SET EXERCISE – The records that follow must be reproduced in full, exactly as written.

****************************************

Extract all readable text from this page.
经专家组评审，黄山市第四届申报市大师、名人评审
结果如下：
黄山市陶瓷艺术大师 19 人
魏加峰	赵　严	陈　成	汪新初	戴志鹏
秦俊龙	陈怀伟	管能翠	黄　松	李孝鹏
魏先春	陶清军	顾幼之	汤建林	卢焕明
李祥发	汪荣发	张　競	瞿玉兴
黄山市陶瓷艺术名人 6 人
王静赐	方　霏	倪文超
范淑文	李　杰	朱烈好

****************************************

RIGHT ANSWER –
Extract all readable text from this page.
经专家组评审，黄山市第四届申报市大师、名人评审
结果如下：
黄山市陶瓷艺术大师 19 人
魏加峰	赵　严	陈　成	汪新初	戴志鹏
秦俊龙	陈怀伟	管能翠	黄　松	李孝鹏
魏先春	陶清军	顾幼之	汤建林	卢焕明
李祥发	汪荣发	张　競	瞿玉兴
黄山市陶瓷艺术名人 6 人
王静赐	方　霏	倪文超
范淑文	李　杰	朱烈好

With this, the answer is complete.